* _Input for this task_
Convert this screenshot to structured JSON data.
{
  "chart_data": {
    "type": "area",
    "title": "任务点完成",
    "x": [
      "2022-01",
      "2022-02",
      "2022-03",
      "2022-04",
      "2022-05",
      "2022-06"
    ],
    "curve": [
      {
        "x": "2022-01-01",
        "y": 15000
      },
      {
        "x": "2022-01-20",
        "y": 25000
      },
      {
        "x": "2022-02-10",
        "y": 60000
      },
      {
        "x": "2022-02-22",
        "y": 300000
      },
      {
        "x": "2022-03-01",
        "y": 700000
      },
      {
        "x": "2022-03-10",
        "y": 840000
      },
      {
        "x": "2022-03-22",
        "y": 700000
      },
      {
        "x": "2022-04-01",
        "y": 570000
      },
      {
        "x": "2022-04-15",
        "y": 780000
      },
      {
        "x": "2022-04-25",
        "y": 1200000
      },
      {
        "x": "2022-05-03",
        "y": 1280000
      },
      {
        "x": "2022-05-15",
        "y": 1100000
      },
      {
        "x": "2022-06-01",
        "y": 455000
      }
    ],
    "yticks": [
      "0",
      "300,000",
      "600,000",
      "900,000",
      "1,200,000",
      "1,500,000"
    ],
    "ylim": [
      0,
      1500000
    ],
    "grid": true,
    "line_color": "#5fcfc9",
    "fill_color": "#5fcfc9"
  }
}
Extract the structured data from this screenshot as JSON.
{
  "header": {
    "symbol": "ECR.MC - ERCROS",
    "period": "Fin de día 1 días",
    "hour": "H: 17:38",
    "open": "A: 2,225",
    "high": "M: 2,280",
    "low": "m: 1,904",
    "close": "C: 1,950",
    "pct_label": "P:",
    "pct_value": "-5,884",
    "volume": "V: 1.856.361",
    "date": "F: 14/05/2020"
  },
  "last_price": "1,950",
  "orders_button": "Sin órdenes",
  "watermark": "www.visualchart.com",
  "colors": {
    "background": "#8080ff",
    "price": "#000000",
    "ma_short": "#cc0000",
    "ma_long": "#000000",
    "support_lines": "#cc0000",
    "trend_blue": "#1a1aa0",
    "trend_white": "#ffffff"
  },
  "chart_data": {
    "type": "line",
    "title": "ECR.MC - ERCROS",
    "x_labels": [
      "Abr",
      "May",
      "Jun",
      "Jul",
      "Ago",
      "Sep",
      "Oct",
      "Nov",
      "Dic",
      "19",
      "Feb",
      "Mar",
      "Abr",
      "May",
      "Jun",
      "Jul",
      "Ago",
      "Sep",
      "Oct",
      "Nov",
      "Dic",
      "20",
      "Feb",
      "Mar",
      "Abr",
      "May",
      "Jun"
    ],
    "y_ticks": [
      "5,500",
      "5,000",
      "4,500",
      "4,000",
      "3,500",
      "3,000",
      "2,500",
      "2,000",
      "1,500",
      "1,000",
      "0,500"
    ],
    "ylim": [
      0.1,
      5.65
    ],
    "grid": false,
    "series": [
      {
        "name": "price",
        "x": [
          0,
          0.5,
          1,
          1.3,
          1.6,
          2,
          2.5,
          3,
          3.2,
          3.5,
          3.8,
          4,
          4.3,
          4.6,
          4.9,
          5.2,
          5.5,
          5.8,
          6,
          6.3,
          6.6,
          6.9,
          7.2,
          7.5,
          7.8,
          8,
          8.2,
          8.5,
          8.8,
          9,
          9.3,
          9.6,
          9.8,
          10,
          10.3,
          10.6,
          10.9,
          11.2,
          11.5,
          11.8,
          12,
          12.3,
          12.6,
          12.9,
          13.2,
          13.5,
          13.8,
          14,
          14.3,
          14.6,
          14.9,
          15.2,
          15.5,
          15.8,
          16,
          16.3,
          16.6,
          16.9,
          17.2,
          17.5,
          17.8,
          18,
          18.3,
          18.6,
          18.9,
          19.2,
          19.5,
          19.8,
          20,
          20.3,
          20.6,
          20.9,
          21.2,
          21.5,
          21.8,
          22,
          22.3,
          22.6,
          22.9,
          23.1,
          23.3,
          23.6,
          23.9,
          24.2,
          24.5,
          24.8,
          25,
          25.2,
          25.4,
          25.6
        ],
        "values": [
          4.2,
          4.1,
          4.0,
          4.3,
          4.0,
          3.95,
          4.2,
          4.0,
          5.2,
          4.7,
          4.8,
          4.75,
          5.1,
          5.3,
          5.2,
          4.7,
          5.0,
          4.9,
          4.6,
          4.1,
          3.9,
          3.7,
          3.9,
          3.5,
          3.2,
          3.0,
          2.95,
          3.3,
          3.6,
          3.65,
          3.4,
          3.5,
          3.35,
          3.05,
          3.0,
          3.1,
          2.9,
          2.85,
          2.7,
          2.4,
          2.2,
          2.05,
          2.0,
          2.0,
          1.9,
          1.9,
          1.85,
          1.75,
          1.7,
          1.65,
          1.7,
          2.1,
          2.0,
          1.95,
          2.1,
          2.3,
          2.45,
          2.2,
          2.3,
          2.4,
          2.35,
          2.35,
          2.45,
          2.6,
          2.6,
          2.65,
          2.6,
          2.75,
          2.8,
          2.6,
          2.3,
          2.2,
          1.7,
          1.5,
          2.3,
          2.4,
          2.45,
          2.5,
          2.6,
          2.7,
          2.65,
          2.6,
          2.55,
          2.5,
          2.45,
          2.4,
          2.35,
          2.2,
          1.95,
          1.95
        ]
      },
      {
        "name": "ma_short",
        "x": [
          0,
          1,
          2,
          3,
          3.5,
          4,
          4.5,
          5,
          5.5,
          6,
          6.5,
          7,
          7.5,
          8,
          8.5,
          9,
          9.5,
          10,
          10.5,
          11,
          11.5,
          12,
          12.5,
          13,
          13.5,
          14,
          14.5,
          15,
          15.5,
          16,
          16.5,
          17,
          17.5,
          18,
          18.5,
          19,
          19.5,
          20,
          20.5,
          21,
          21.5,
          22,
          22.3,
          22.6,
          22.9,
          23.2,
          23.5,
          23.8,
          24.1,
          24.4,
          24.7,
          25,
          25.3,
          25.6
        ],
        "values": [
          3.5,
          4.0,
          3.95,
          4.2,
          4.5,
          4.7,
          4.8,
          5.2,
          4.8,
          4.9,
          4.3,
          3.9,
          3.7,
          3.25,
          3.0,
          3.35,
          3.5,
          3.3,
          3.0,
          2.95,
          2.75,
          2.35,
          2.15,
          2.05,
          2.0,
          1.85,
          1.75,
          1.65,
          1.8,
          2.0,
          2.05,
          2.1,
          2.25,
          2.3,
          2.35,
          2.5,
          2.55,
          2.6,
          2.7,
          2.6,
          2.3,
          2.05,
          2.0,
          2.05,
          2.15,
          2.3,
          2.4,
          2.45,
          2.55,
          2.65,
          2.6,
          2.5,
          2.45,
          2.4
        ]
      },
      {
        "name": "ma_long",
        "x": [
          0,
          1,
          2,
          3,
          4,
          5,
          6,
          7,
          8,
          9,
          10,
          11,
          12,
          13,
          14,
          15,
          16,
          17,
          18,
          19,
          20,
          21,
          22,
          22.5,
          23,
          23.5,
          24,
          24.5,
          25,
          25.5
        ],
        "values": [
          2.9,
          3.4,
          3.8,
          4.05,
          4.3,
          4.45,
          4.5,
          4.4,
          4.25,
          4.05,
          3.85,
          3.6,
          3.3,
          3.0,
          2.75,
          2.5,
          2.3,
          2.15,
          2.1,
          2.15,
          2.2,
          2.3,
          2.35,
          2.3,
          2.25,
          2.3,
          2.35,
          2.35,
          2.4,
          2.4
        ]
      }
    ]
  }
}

* _Task instructions_
Among the lines of the data above, count those holding "ERCROS" and state only the number.

* _Task response_
2